Task instructions
Sort through the entries below and pull out lines containing the word "Abandons".
++++ Material shown
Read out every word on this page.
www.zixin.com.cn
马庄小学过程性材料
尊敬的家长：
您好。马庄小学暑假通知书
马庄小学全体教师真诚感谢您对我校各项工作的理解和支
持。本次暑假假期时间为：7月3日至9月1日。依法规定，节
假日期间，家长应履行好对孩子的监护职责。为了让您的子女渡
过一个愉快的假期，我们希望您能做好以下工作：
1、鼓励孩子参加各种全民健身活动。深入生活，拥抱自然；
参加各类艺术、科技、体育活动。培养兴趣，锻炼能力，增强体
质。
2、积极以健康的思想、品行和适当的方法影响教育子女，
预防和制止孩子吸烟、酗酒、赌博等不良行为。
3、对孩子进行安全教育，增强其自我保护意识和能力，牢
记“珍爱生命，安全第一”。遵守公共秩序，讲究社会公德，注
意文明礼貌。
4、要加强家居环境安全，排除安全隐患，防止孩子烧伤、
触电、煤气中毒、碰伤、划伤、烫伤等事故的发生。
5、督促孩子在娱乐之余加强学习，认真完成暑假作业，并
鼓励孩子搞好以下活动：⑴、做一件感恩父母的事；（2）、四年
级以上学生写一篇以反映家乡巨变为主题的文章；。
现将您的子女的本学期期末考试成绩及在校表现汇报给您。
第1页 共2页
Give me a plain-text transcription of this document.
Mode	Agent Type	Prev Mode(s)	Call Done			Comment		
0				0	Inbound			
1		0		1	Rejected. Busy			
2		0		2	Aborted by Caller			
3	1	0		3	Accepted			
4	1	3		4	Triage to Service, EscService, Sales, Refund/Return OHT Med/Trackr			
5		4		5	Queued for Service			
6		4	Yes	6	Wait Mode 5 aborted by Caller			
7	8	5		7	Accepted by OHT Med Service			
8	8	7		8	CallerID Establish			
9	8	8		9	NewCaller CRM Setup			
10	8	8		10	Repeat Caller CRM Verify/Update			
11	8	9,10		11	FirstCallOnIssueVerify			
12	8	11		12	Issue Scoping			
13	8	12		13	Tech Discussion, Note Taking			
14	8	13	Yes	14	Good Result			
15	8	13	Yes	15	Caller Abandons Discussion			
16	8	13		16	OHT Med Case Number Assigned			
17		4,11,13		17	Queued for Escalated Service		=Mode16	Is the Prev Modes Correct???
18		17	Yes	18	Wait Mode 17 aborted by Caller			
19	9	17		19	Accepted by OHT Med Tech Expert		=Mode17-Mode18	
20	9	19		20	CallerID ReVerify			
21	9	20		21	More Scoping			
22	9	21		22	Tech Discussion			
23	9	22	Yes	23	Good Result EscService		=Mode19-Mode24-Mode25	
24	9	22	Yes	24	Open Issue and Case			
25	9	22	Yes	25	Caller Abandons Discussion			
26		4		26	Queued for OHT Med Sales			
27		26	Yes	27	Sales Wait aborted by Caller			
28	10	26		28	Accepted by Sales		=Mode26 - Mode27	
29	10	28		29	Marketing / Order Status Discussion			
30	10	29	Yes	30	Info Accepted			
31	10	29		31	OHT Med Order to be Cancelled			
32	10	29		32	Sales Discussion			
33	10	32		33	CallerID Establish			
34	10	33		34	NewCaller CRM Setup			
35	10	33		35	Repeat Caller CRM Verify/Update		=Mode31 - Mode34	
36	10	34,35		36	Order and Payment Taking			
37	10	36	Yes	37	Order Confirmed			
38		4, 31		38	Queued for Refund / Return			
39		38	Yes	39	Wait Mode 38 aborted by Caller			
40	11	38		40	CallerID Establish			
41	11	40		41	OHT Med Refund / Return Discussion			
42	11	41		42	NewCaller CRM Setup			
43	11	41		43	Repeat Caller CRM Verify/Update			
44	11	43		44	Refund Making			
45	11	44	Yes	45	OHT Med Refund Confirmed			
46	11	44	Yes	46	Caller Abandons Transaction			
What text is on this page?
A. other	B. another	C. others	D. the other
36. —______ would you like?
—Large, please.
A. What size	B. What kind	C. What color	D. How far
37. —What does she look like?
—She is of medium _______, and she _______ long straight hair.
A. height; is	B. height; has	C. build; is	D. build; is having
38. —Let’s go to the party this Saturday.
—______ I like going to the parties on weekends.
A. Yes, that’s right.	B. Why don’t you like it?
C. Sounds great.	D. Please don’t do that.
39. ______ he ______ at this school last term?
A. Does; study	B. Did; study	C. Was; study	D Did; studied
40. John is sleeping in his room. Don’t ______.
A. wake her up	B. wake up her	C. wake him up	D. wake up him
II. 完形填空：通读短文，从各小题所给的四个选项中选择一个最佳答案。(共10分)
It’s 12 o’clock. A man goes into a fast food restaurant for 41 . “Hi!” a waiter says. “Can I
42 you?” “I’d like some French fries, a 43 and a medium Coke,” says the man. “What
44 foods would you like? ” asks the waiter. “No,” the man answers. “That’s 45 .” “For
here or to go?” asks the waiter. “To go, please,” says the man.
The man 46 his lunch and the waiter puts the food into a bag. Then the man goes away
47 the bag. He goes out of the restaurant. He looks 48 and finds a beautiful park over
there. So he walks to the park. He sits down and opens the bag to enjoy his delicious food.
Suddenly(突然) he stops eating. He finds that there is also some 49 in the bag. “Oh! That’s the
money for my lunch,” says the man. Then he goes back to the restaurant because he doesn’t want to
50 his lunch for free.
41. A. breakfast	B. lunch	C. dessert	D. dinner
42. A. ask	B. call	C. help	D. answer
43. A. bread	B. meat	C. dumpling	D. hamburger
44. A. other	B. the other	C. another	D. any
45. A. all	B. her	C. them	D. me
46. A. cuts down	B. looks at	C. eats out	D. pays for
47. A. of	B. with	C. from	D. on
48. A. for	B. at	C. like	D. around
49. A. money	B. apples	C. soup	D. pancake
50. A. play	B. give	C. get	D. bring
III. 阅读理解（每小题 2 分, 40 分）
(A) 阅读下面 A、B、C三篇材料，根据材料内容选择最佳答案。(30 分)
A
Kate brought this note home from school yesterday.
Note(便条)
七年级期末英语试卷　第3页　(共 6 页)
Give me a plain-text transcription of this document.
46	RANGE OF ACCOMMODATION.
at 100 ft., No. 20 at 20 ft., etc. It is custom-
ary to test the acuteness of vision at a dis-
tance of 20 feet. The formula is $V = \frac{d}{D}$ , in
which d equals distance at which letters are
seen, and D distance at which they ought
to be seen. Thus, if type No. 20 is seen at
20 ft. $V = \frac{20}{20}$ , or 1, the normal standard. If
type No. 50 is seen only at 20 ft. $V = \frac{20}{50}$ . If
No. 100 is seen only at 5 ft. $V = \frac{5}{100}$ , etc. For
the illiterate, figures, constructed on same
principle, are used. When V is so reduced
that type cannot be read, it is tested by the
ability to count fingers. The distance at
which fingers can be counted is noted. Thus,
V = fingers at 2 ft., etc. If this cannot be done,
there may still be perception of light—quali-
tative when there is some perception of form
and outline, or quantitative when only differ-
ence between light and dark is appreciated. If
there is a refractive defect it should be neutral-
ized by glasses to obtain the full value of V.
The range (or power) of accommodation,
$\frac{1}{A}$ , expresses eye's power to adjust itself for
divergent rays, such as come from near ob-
++++++++
Reply
15	8	13	Yes	15	Caller Abandons Discussion			
25	9	22	Yes	25	Caller Abandons Discussion			
46	11	44	Yes	46	Caller Abandons Transaction			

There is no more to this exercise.